◆ **Task to carry out**: Return the lines where the word "βασιλεὺς" occurs.

# Data rows start

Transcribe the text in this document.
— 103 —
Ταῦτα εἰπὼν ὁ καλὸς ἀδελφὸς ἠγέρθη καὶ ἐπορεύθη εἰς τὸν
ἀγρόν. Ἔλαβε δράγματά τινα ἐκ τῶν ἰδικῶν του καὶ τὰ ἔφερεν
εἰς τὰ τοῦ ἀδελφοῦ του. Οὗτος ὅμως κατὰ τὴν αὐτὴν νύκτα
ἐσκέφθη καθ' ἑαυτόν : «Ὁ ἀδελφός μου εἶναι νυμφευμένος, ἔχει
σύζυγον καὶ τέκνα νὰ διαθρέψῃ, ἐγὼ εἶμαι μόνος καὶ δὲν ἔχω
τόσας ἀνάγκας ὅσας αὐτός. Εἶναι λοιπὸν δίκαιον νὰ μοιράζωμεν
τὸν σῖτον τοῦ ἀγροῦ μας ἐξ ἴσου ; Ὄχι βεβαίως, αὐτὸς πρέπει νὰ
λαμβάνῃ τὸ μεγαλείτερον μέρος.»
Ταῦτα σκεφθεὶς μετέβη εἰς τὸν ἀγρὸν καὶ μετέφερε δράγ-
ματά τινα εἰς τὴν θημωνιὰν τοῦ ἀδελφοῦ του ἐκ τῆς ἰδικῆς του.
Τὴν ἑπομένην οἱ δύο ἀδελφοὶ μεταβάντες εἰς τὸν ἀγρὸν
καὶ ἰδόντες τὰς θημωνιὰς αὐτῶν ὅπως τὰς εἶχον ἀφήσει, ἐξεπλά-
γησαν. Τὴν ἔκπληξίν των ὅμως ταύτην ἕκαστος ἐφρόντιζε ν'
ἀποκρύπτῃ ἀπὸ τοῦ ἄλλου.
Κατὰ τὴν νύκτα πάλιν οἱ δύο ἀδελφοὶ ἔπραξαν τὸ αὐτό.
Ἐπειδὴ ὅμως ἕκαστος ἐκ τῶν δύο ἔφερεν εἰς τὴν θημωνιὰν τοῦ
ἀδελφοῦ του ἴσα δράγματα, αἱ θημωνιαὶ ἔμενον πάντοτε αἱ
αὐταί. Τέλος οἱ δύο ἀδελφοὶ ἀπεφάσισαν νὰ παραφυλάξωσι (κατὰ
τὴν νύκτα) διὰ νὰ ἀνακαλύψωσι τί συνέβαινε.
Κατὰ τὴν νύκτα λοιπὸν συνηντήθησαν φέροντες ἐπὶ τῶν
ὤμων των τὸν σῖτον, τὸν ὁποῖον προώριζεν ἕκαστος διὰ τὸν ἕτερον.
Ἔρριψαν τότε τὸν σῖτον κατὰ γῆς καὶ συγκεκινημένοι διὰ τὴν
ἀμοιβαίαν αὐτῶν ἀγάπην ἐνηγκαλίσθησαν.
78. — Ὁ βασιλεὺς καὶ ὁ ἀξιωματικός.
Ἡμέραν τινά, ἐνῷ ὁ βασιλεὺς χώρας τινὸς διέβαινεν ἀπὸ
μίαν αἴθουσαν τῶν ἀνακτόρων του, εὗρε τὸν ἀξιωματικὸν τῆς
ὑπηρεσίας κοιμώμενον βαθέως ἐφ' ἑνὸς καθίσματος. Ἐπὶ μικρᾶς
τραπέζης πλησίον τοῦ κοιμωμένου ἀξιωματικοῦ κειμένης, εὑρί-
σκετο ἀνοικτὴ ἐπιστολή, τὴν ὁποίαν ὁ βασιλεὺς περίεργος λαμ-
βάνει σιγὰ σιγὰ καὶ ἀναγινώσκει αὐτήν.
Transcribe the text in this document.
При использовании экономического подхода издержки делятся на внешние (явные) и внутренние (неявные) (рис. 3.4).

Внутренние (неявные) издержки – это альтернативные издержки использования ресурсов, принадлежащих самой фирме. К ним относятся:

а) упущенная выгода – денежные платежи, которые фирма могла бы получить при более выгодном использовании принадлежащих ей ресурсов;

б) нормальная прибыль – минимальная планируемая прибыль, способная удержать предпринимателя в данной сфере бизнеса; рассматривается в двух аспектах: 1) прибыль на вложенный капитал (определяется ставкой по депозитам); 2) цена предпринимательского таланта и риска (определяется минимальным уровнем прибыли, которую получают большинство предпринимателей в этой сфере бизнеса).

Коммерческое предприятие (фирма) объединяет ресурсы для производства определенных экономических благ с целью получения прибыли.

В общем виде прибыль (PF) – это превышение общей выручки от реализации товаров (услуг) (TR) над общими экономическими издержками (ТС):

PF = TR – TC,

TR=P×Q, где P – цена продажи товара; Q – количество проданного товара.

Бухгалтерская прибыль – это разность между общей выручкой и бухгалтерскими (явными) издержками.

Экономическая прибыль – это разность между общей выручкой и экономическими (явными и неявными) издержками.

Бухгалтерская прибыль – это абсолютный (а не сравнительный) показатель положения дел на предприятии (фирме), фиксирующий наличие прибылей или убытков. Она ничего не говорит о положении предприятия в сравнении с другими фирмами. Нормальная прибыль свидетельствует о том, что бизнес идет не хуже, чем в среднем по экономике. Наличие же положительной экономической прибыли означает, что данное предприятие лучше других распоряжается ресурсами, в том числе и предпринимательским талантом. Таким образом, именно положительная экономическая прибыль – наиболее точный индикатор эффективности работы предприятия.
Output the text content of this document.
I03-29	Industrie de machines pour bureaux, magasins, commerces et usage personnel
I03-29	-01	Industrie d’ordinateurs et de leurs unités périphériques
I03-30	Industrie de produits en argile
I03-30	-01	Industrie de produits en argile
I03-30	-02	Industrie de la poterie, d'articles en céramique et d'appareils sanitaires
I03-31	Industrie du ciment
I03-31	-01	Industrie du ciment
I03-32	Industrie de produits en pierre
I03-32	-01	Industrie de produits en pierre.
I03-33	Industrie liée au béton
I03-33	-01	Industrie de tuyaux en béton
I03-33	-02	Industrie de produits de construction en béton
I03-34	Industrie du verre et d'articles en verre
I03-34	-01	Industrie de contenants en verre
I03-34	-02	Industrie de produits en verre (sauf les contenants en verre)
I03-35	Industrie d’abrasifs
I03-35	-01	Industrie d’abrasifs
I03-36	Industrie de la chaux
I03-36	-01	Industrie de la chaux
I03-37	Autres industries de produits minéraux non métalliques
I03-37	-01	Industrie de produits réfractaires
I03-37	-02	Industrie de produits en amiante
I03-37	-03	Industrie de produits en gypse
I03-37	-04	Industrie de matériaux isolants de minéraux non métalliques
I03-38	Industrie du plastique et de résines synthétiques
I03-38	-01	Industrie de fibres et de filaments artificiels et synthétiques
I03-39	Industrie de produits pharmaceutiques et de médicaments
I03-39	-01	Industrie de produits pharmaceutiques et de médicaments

# Data rows end

◆ **Result of the task**:
78. — Ὁ βασιλεὺς καὶ ὁ ἀξιωματικός.
Ἡμέραν τινά, ἐνῷ ὁ βασιλεὺς χώρας τινὸς διέβαινεν ἀπὸ
σκετο ἀνοικτὴ ἐπιστολή, τὴν ὁποίαν ὁ βασιλεὺς περίεργος λαμ-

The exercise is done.